● **WRITTEN REQUEST**: Pull out all lines from the listing below in which the word "name" appears.

● **DATA FOR PROCESSING**:
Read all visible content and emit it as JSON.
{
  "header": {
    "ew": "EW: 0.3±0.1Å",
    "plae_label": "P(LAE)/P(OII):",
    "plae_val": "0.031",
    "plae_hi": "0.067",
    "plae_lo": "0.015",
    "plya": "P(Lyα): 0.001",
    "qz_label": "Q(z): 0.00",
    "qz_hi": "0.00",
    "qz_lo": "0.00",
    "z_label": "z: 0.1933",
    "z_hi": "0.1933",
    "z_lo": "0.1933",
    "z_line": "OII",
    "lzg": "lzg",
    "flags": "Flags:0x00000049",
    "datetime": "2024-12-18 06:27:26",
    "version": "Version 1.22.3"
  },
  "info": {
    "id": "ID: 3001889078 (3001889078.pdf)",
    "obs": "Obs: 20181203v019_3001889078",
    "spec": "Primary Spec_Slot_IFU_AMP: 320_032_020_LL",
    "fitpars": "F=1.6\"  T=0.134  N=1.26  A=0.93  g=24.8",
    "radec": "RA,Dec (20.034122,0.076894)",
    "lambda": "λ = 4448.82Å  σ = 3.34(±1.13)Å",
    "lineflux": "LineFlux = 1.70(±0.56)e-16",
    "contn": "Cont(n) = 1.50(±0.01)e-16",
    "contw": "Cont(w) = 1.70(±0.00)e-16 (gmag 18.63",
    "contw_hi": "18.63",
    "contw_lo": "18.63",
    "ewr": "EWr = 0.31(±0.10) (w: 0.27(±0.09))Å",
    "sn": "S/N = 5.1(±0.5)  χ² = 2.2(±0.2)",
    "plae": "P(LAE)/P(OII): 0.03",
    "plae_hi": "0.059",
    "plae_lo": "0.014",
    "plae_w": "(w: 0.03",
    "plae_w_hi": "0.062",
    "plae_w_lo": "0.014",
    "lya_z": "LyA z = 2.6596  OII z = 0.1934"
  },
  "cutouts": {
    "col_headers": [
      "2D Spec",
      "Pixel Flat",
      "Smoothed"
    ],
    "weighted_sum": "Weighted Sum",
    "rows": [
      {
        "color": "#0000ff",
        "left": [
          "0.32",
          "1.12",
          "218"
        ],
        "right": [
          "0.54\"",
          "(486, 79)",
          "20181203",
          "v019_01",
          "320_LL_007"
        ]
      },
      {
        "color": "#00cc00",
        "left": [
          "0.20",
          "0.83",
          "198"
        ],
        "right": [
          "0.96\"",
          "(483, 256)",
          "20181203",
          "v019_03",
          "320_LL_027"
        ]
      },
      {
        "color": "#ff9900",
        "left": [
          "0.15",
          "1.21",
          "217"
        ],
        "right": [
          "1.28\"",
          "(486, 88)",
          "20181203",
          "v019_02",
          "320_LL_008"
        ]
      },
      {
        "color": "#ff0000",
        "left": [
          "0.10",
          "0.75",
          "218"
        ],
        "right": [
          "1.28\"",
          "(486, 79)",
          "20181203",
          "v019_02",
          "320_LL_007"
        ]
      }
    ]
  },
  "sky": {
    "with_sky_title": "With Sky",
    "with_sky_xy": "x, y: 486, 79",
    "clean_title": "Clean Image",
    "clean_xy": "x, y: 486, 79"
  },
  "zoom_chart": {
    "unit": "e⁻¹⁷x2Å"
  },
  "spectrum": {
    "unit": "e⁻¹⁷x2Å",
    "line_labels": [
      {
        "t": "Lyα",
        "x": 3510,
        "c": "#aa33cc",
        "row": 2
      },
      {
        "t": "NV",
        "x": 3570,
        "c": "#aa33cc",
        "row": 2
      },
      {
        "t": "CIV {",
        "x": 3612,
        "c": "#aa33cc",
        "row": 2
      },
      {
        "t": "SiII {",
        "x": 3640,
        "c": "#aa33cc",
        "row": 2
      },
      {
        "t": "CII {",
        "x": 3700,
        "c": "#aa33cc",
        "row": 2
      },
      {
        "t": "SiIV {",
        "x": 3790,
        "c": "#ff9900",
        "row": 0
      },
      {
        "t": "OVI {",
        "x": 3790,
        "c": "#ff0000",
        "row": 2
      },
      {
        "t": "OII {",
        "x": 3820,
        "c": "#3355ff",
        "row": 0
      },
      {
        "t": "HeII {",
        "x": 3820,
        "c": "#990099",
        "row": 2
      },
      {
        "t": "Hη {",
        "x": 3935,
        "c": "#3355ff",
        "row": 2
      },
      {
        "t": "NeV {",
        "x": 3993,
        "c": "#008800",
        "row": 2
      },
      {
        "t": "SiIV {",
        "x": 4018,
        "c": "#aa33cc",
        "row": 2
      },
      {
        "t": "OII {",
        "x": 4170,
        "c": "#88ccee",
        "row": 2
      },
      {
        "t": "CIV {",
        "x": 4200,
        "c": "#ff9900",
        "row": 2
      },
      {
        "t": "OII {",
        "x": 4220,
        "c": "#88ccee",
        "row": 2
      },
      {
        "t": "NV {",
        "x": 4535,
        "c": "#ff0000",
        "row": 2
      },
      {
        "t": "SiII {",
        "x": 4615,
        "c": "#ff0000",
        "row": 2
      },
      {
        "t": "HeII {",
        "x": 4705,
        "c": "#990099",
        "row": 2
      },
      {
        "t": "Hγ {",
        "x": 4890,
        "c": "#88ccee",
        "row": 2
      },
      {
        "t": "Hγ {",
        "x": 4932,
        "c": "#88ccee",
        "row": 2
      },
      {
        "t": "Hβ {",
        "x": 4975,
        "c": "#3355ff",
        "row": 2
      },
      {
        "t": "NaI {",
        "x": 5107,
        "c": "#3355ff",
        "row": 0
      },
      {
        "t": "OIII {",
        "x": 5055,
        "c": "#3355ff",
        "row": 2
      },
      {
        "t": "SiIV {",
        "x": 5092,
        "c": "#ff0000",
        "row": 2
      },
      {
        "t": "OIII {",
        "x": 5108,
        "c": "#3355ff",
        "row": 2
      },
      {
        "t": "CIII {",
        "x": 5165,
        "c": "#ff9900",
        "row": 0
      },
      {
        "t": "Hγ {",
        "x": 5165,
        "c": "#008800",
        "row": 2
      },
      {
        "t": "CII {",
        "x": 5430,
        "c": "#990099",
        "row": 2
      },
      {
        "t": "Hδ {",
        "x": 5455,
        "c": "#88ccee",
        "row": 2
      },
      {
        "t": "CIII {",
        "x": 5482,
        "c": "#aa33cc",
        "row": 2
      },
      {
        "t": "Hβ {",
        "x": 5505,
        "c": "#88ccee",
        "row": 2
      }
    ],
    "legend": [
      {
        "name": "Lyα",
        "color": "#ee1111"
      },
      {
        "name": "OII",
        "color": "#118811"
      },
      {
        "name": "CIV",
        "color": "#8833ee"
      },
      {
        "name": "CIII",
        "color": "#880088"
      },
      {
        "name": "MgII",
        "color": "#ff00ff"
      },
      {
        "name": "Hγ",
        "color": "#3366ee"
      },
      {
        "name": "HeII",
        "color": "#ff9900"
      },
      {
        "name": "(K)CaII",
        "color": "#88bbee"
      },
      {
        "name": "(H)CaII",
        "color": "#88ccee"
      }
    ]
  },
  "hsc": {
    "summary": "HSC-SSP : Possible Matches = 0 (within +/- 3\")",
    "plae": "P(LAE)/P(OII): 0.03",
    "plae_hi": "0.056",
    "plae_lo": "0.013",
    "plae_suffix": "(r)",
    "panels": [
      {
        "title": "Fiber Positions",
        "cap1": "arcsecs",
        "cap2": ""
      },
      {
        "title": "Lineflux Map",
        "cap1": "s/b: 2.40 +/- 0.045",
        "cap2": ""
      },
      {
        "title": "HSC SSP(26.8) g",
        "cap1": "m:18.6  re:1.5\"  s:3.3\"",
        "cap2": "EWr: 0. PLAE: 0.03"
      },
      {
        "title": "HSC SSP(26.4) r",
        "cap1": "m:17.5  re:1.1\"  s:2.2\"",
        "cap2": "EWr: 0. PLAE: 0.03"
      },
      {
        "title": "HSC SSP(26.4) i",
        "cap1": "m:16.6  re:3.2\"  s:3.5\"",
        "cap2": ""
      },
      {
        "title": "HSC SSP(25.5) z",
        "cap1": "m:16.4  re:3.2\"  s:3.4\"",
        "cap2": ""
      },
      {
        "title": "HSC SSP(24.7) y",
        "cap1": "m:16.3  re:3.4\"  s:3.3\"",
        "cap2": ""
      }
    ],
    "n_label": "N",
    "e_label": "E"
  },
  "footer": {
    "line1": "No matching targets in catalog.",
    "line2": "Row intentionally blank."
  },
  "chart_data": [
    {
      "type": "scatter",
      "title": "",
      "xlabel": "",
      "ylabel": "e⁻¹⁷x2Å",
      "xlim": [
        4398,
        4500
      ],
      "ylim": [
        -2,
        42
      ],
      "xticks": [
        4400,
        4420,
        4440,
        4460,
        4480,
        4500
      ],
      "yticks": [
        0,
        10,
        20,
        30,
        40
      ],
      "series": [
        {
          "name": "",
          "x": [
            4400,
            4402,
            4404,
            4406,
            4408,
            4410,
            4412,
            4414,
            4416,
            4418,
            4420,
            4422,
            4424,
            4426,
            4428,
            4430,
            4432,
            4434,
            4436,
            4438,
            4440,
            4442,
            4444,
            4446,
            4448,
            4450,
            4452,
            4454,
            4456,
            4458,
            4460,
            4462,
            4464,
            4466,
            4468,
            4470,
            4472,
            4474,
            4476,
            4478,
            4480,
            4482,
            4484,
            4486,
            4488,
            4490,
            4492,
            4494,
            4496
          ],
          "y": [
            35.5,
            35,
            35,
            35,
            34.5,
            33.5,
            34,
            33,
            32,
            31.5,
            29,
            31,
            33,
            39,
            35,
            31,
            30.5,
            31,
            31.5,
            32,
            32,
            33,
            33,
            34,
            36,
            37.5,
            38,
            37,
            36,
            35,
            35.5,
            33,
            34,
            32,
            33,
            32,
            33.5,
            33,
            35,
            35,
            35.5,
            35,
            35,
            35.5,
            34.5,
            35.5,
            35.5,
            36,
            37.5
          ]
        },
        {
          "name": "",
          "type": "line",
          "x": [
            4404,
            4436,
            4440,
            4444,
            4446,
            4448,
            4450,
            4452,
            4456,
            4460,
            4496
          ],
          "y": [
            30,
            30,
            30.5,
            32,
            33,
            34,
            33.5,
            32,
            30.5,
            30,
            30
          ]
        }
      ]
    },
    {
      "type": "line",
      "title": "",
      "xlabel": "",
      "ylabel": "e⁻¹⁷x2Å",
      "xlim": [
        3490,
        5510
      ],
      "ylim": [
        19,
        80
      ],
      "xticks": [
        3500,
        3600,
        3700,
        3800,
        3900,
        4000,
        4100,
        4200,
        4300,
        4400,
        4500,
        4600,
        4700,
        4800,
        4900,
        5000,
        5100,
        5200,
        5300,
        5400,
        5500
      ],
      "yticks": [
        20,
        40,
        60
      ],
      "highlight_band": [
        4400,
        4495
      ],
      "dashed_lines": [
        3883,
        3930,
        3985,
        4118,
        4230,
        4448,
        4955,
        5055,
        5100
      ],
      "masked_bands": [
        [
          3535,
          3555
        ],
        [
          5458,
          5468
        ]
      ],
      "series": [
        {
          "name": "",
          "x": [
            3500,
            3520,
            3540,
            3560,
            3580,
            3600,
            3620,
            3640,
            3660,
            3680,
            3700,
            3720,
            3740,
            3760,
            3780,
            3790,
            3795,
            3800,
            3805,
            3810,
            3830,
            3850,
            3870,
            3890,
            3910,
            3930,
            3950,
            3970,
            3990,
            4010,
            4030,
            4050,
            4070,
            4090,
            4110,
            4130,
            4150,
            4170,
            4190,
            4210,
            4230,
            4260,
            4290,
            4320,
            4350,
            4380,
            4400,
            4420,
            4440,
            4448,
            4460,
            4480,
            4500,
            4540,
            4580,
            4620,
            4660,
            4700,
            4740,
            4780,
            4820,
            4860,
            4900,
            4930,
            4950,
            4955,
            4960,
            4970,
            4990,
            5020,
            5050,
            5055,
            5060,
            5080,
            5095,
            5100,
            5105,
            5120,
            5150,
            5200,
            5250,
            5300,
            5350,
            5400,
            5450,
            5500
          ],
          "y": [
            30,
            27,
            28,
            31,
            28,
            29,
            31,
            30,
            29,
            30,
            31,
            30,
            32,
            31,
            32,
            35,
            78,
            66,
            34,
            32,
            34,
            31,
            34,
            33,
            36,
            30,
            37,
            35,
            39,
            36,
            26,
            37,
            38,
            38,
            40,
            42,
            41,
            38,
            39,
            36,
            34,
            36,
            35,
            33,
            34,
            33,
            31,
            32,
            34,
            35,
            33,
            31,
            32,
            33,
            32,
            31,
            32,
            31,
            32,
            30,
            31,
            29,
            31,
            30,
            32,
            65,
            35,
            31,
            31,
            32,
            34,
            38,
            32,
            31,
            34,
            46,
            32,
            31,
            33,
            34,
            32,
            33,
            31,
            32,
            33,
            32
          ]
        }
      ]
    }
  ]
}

● **TASK RESULT**:
        "name": "Lyα",
        "name": "OII",
        "name": "CIV",
        "name": "CIII",
        "name": "MgII",
        "name": "Hγ",
        "name": "HeII",
        "name": "(K)CaII",
        "name": "(H)CaII",
          "name": "",
          "name": "",
          "name": "",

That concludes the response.